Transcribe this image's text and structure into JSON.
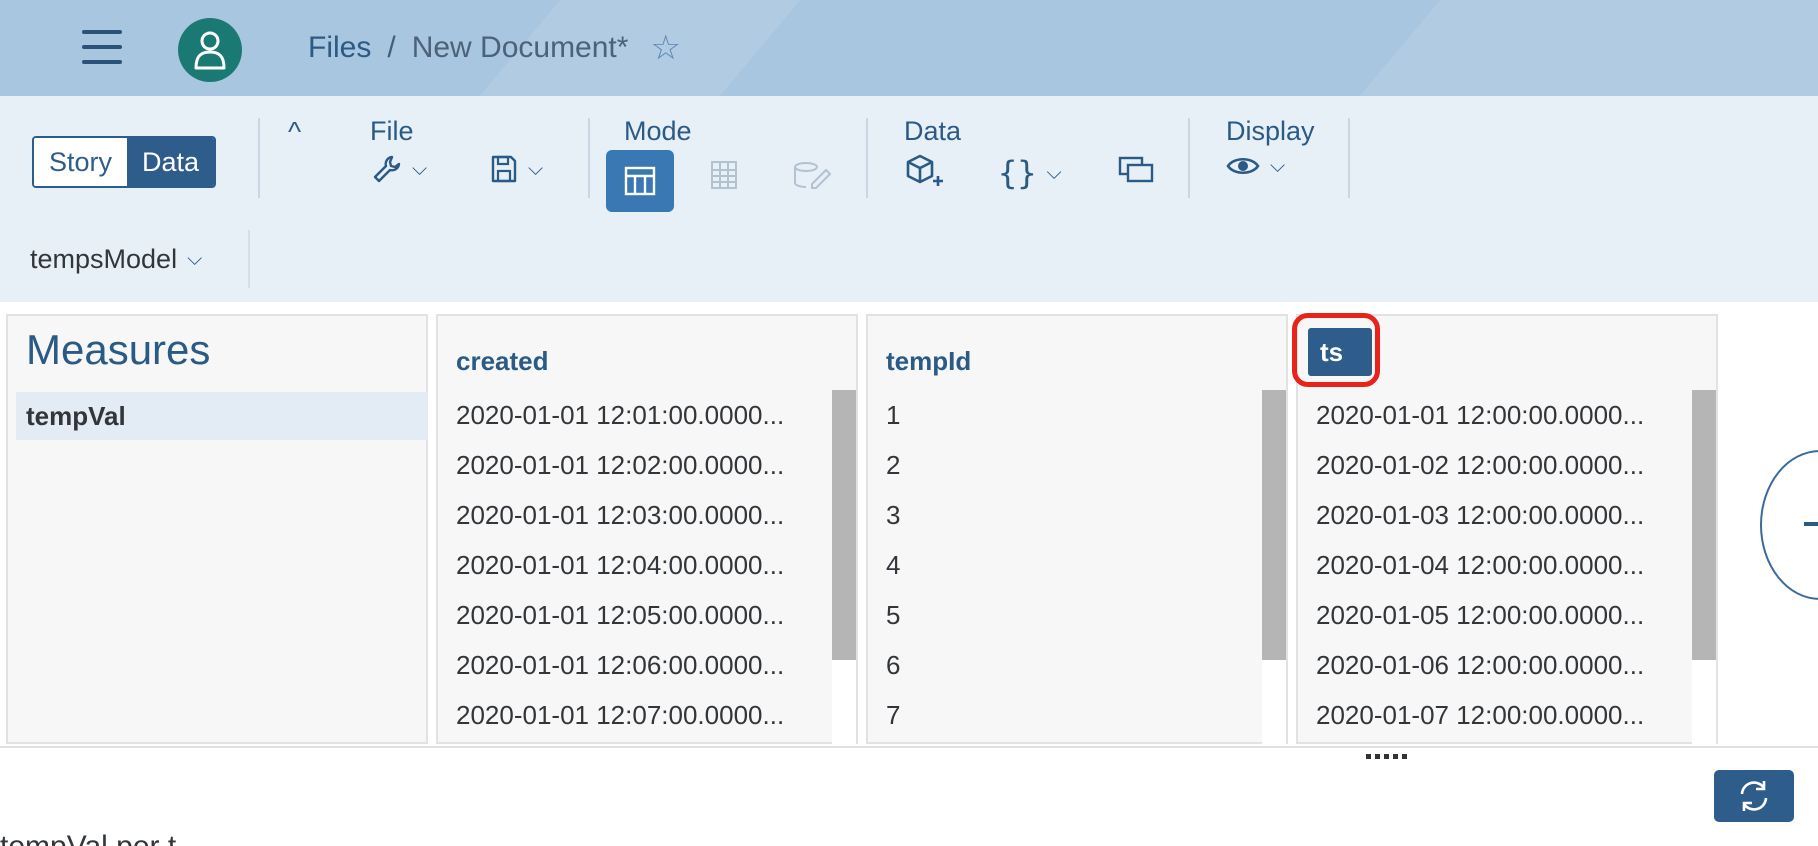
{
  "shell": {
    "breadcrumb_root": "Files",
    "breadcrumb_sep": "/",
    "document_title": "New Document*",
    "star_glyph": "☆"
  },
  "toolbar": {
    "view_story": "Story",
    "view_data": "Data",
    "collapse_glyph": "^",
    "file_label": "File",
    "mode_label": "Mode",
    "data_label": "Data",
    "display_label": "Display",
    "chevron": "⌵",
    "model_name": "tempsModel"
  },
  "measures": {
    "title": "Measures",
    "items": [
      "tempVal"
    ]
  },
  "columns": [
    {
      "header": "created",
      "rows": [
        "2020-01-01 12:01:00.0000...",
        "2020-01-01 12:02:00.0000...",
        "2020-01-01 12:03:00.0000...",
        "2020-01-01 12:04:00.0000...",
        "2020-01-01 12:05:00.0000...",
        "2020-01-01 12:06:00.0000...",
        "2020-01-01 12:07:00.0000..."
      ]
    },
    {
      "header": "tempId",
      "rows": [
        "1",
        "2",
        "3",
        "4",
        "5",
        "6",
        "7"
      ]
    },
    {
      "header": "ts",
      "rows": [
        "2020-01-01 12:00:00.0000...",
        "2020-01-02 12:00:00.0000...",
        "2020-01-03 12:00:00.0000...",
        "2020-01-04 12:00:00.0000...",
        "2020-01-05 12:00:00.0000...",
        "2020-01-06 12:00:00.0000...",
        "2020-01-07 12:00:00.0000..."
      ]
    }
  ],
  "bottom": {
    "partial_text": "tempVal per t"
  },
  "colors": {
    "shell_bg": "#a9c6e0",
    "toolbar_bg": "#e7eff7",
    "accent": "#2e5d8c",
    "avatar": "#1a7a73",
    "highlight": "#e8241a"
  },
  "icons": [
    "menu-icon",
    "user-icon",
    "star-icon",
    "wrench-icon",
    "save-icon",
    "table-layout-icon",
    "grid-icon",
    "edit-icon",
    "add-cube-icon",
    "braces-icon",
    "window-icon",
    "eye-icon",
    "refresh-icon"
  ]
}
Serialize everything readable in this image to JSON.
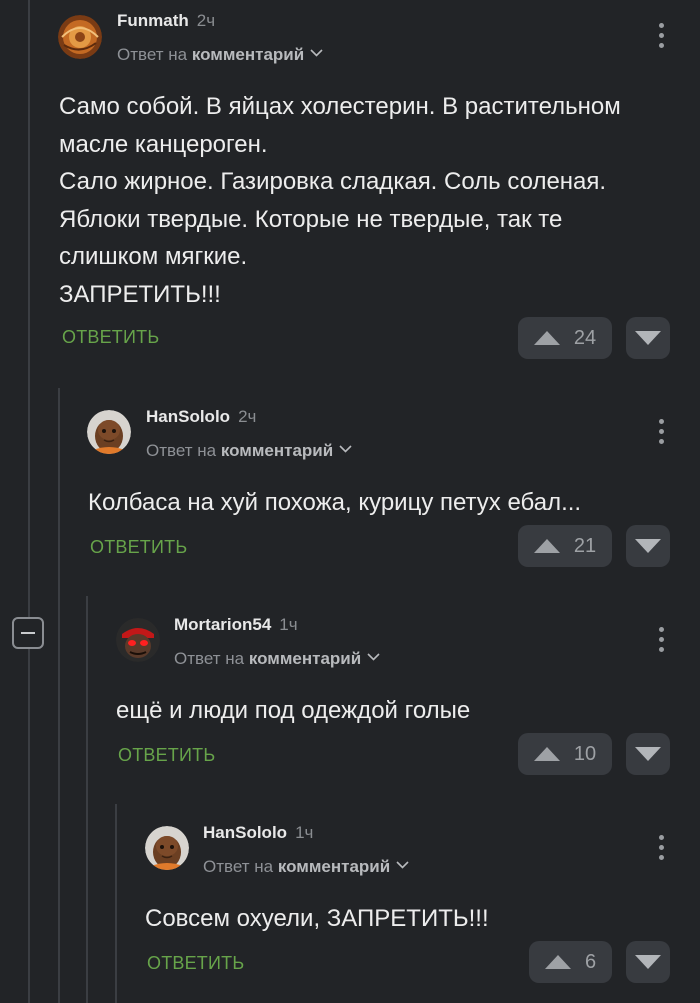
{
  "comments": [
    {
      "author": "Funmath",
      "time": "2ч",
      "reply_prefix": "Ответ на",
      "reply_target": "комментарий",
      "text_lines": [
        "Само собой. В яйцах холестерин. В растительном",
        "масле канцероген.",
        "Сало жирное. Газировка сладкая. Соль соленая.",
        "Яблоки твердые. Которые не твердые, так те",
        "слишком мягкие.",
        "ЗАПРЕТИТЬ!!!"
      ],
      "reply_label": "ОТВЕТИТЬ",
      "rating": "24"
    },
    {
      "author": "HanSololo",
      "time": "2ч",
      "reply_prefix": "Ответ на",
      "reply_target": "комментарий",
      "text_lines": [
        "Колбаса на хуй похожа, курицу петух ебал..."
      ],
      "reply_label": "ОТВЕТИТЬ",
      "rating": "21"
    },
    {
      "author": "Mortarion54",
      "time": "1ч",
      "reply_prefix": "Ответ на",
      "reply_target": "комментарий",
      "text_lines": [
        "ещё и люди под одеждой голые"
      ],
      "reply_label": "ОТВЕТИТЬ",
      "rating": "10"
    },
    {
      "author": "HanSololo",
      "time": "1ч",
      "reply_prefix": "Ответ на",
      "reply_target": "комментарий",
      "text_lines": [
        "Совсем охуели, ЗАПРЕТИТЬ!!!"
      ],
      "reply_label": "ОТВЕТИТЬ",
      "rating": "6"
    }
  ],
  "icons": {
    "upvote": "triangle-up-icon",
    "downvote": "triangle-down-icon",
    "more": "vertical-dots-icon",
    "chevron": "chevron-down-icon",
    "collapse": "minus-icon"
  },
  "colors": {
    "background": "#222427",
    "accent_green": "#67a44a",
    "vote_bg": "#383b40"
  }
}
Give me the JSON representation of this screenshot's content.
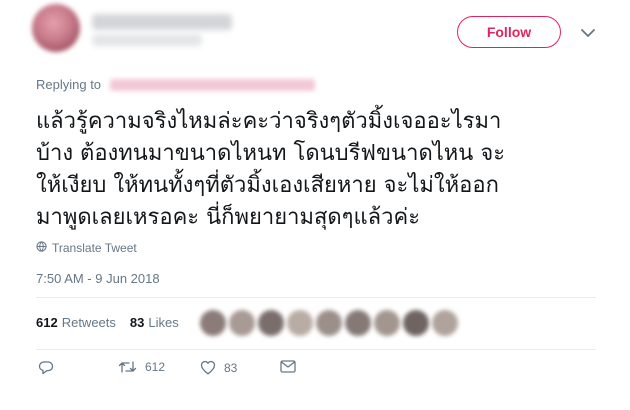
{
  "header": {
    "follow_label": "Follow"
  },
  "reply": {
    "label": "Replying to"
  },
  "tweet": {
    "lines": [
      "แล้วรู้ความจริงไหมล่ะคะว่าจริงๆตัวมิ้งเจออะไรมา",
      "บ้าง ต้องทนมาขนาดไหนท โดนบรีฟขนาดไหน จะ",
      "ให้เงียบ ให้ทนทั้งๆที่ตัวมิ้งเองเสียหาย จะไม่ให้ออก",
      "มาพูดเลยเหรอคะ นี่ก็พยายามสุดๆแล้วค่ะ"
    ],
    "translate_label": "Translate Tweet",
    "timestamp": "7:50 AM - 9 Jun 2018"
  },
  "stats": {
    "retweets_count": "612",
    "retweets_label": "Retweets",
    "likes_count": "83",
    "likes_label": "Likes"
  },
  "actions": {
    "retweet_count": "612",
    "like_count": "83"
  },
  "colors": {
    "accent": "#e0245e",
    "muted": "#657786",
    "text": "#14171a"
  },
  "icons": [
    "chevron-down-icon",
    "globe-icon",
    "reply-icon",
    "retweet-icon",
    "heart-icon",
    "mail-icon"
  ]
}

==

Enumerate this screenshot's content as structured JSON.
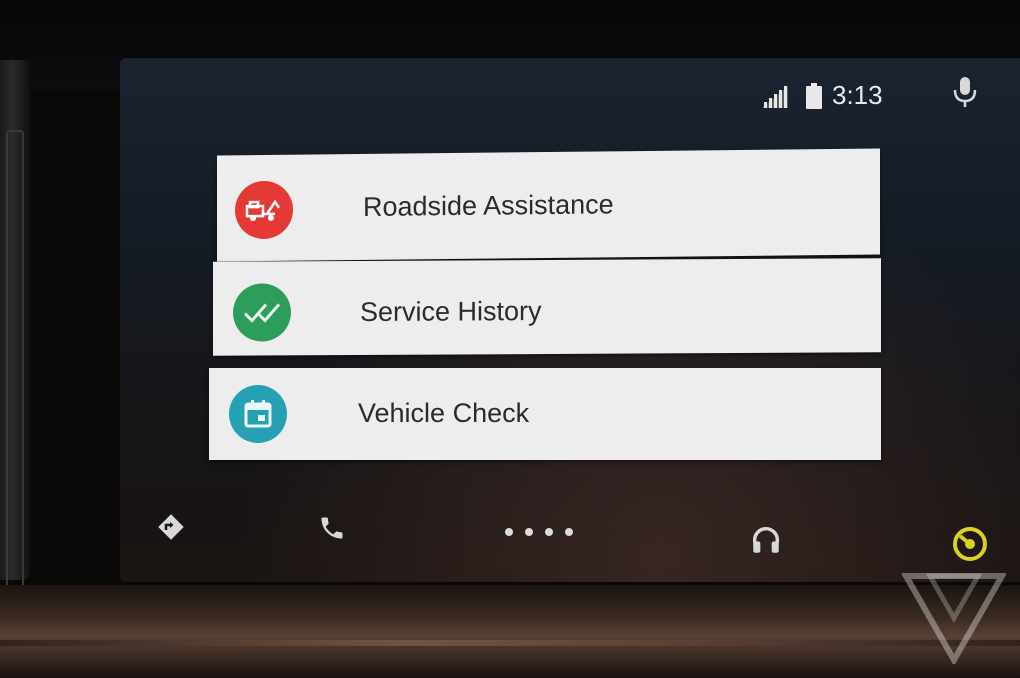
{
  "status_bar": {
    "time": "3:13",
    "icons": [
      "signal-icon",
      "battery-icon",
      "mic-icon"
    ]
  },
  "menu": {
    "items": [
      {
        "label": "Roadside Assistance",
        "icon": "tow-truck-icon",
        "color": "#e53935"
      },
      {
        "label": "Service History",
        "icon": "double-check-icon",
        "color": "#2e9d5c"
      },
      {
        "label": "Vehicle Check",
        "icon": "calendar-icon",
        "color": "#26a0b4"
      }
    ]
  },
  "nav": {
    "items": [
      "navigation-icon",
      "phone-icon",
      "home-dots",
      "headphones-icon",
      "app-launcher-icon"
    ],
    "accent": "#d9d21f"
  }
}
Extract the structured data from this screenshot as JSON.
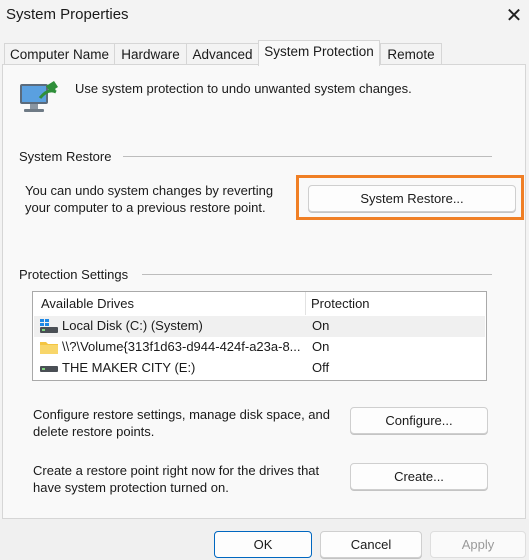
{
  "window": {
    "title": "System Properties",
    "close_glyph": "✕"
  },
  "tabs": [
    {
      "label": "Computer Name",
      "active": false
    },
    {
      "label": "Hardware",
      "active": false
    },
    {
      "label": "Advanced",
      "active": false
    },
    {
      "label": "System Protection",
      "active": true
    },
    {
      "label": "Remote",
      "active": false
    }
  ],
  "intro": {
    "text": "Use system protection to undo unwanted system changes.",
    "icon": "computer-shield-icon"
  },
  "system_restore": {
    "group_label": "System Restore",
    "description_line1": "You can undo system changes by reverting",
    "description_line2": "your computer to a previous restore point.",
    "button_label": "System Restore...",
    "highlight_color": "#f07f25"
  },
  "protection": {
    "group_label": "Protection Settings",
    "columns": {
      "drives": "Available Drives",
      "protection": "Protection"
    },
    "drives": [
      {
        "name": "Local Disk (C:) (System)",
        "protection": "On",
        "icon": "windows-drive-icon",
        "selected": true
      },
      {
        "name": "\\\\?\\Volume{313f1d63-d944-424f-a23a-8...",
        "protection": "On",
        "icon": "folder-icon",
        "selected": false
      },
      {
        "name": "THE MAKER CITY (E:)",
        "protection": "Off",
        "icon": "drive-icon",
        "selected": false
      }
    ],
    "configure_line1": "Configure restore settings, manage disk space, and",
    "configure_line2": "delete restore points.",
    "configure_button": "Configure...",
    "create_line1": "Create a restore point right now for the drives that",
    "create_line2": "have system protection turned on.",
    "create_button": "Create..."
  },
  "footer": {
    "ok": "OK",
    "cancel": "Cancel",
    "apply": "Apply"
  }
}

> **THE EXERCISE**
Select the lines from the entries that include the word "JSON".

> **SOLUTION BELOW**
Transcribe this image's text and structure into JSON.
Serialize everything readable in this image to JSON.
Give me the JSON representation of this screenshot's content.
Enumerate this screenshot's content as structured JSON.
Extract the structured data from this screenshot as JSON.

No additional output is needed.